▶ EXERCISE INPUTS:
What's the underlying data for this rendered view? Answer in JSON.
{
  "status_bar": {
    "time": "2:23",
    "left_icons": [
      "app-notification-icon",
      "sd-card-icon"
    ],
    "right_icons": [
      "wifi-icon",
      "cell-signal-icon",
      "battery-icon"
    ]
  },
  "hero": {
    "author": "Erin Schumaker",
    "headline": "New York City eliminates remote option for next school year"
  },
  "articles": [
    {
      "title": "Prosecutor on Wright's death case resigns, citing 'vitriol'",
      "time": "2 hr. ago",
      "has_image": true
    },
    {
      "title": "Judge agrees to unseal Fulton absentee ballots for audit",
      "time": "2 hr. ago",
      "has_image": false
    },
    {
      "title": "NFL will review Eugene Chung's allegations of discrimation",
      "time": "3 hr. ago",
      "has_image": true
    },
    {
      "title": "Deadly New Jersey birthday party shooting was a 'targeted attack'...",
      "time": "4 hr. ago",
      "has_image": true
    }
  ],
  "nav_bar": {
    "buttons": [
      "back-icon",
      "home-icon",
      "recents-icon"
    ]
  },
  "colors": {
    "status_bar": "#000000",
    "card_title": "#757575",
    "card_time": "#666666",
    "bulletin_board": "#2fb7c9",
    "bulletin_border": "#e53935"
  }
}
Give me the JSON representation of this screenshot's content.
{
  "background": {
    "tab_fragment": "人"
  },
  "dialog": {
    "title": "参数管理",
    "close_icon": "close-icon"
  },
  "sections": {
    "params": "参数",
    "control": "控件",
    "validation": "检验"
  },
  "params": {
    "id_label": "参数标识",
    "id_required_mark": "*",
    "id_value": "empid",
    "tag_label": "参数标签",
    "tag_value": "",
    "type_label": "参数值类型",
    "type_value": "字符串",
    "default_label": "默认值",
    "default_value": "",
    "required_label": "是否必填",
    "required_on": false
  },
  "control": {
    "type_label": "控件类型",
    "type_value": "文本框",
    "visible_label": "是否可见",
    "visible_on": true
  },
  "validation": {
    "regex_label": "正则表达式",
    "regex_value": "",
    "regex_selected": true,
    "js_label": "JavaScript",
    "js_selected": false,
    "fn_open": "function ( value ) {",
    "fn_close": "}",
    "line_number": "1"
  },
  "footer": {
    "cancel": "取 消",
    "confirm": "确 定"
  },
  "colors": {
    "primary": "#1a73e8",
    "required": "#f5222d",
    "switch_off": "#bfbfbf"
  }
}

▶ WRITTEN INSTRUCTION: Scan the material above. Copy each line where "this" occurs.

▶ FULL SOLUTION:
What's the underlying data for this rendered view? Answer in JSON.
Give me the JSON representation of this screenshot's content.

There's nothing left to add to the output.